__Direction__. Locate all lines with the word "output" and copy them out.

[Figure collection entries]
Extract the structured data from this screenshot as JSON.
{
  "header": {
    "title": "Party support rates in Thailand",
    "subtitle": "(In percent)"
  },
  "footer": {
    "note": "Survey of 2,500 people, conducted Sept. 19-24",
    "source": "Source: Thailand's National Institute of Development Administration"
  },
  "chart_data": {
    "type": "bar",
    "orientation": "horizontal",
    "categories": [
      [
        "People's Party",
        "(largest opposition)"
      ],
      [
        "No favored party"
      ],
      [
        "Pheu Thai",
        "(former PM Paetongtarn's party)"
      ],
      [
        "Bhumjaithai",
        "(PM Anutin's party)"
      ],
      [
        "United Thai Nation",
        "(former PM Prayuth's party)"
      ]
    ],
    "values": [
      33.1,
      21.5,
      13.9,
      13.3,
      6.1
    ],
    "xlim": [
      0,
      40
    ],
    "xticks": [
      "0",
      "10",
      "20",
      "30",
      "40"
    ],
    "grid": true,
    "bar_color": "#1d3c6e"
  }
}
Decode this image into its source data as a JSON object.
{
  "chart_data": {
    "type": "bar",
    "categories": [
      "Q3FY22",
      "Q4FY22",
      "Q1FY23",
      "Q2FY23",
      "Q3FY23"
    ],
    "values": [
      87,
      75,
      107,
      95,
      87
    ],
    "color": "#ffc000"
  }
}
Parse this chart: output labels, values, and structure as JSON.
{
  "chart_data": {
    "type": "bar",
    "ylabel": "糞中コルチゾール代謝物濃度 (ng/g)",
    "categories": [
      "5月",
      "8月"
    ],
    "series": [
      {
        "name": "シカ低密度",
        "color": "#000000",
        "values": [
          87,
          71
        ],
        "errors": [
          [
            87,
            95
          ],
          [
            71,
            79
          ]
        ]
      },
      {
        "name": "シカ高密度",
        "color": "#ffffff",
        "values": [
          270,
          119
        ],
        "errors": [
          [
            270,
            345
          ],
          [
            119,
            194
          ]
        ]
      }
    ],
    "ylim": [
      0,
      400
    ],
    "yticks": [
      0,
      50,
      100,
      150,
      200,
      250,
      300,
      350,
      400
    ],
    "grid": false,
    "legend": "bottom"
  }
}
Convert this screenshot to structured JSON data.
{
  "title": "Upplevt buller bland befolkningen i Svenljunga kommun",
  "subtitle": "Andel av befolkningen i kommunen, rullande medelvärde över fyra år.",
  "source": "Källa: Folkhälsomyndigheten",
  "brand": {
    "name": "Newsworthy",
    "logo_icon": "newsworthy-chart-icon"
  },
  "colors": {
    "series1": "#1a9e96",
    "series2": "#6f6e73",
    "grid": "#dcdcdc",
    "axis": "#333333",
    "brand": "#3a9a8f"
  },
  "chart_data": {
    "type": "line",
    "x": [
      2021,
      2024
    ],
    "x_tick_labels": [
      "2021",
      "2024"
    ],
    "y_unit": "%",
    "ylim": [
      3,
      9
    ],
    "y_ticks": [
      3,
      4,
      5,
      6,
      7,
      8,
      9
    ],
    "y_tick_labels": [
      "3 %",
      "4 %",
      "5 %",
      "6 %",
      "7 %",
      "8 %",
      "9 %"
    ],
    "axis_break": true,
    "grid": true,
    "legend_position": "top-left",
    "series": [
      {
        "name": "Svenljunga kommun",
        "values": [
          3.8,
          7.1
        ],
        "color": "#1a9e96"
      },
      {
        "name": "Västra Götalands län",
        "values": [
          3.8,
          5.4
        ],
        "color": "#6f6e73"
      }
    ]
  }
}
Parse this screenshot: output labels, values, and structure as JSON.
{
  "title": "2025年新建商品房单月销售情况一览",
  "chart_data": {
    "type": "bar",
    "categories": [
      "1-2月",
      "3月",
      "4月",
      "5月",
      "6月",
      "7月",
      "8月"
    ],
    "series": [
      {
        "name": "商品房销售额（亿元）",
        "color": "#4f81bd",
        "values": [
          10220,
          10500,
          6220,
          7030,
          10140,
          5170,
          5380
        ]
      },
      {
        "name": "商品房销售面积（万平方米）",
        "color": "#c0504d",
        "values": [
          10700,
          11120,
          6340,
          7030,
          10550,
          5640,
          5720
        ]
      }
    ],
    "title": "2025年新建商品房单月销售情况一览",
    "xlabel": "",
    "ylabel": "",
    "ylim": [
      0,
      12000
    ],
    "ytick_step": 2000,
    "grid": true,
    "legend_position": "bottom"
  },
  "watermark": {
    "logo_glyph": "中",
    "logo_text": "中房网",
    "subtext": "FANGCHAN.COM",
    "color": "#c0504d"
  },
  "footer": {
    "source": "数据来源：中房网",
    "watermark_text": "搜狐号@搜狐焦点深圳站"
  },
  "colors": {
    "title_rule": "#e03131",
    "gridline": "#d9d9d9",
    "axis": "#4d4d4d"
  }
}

__Answer__.
Parse this chart: output labels, values, and structure as JSON.
Parse this screenshot: output labels, values, and structure as JSON.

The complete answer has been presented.